__Directive A__.
Answer these questions about the film review:
(i) Instead of Spielbergian grand displays of heroism and sacrifice, what does the film give us?
(ii) Whose sacrifices does it depict in heart-wrenching detail?
(iii) What hint does the review give about the moment it calls perhaps the most singularly beautiful in a Nolan film?

This is Nolan at his most poetic and minimalist. Instead of Spielbergian grand displays of heroism and sacrifice, we get hundreds of scared boys on a beach, waiting to die. However, even with its constant reminders of human fragility and cowardice, it still manages to convey the inspirational quality of this event. Because it routinely rejects simplistic notions of heroism, this makes its displays of selflessness all the more profound. The sacrifices of the British every-men and fighter pilots are depicted in heart wrenching detail; producing one moment in particular that is perhaps the most singularly beautiful moment in a Nolan film. (Spoiler/Hint: A landing plane)

__Directive B__. Recast the recorded data as a numbered list, taking everything from the first line of the records down to the line containing "payment-method: Transferencia bancaria", with both of those lines included. Leave out blank lines.

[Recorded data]
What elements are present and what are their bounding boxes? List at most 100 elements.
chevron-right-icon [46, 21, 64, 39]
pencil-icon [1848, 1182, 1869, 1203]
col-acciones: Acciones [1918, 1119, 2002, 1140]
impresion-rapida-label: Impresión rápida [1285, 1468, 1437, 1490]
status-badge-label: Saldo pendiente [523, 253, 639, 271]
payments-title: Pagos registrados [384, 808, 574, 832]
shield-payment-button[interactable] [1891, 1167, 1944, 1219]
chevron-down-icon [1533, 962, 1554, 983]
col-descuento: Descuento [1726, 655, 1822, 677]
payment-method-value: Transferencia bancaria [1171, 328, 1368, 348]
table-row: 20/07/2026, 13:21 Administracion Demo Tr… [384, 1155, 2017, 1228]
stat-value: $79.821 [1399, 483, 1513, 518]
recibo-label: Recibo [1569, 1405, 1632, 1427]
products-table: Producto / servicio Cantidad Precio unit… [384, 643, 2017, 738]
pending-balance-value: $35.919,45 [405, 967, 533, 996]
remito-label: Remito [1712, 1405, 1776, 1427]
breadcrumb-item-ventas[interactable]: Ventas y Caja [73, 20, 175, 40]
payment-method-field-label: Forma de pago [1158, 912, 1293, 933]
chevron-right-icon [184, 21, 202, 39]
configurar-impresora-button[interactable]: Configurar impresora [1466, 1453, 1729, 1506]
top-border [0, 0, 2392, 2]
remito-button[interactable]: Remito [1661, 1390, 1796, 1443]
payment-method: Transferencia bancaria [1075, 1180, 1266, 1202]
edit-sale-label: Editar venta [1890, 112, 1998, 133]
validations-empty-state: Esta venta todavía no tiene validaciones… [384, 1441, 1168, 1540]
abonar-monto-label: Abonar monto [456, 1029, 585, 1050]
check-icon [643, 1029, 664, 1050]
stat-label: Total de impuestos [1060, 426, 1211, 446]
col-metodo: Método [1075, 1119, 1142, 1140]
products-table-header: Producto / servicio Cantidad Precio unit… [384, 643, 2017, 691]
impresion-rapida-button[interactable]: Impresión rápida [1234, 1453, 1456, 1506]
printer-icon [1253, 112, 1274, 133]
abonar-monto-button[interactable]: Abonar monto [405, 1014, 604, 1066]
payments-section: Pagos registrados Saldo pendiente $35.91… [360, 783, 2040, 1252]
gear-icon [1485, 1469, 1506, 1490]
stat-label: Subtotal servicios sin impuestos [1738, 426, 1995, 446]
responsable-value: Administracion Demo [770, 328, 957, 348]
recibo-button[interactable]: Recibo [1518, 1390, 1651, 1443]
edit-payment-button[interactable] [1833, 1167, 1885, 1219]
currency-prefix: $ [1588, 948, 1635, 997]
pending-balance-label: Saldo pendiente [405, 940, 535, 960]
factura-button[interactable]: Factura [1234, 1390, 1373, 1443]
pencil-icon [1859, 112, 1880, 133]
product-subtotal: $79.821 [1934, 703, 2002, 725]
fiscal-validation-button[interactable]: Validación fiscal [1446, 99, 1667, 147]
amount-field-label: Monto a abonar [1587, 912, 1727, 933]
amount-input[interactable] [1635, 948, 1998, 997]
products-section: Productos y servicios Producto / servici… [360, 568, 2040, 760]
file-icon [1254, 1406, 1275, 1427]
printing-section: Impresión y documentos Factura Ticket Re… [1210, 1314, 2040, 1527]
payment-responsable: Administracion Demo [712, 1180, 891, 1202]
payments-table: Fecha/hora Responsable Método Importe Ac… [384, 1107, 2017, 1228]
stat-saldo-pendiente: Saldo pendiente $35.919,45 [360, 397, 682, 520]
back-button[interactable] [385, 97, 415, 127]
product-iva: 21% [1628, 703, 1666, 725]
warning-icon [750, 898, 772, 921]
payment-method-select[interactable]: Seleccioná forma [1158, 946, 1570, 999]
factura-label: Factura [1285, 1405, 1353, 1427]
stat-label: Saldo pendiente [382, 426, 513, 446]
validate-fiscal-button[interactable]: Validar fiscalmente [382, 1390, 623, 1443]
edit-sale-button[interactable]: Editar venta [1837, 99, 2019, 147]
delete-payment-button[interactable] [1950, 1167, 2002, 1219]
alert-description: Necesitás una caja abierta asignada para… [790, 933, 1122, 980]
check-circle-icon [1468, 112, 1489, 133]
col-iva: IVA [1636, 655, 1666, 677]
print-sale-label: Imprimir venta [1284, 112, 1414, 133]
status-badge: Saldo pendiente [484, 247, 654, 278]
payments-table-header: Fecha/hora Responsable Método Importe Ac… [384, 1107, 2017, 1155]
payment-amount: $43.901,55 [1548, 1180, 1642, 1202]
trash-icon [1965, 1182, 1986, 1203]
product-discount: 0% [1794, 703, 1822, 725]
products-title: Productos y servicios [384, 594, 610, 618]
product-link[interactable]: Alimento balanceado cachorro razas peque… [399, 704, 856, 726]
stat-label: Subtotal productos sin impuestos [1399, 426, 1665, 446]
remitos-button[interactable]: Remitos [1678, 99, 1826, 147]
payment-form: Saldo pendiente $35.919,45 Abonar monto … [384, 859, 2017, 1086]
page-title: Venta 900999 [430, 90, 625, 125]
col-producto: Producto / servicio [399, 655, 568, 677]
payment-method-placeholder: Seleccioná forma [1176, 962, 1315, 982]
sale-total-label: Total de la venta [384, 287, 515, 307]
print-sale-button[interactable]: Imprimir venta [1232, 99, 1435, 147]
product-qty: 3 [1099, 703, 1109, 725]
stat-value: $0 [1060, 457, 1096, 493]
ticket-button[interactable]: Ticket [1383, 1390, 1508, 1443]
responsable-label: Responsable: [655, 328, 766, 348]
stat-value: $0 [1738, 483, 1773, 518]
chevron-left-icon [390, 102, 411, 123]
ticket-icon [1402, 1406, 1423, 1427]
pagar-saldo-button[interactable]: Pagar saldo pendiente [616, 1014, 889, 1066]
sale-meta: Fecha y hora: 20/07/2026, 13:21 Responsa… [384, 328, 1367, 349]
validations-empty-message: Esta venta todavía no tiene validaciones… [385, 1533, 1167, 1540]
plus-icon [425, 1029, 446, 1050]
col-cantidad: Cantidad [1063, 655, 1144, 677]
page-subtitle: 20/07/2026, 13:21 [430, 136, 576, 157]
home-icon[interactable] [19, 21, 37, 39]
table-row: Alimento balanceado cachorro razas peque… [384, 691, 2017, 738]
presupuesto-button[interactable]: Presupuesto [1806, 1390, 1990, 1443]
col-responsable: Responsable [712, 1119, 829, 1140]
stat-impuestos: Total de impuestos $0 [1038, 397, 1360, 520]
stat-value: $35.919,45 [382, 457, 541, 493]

__Full answer A__.
(i) Hundreds of scared boys on a beach, waiting to die.
(ii) The British every-men and fighter pilots.
(iii) A landing plane.

__Full answer B__.
1. What elements are present and what are their bounding boxes? List at most 100 elements.
2. chevron-right-icon [46, 21, 64, 39]
3. pencil-icon [1848, 1182, 1869, 1203]
4. col-acciones: Acciones [1918, 1119, 2002, 1140]
5. impresion-rapida-label: Impresión rápida [1285, 1468, 1437, 1490]
6. status-badge-label: Saldo pendiente [523, 253, 639, 271]
7. payments-title: Pagos registrados [384, 808, 574, 832]
8. shield-payment-button[interactable] [1891, 1167, 1944, 1219]
9. chevron-down-icon [1533, 962, 1554, 983]
10. col-descuento: Descuento [1726, 655, 1822, 677]
11. payment-method-value: Transferencia bancaria [1171, 328, 1368, 348]
12. table-row: 20/07/2026, 13:21 Administracion Demo Tr… [384, 1155, 2017, 1228]
13. stat-value: $79.821 [1399, 483, 1513, 518]
14. recibo-label: Recibo [1569, 1405, 1632, 1427]
15. products-table: Producto / servicio Cantidad Precio unit… [384, 643, 2017, 738]
16. pending-balance-value: $35.919,45 [405, 967, 533, 996]
17. remito-label: Remito [1712, 1405, 1776, 1427]
18. breadcrumb-item-ventas[interactable]: Ventas y Caja [73, 20, 175, 40]
19. payment-method-field-label: Forma de pago [1158, 912, 1293, 933]
20. chevron-right-icon [184, 21, 202, 39]
21. configurar-impresora-button[interactable]: Configurar impresora [1466, 1453, 1729, 1506]
22. top-border [0, 0, 2392, 2]
23. remito-button[interactable]: Remito [1661, 1390, 1796, 1443]
24. payment-method: Transferencia bancaria [1075, 1180, 1266, 1202]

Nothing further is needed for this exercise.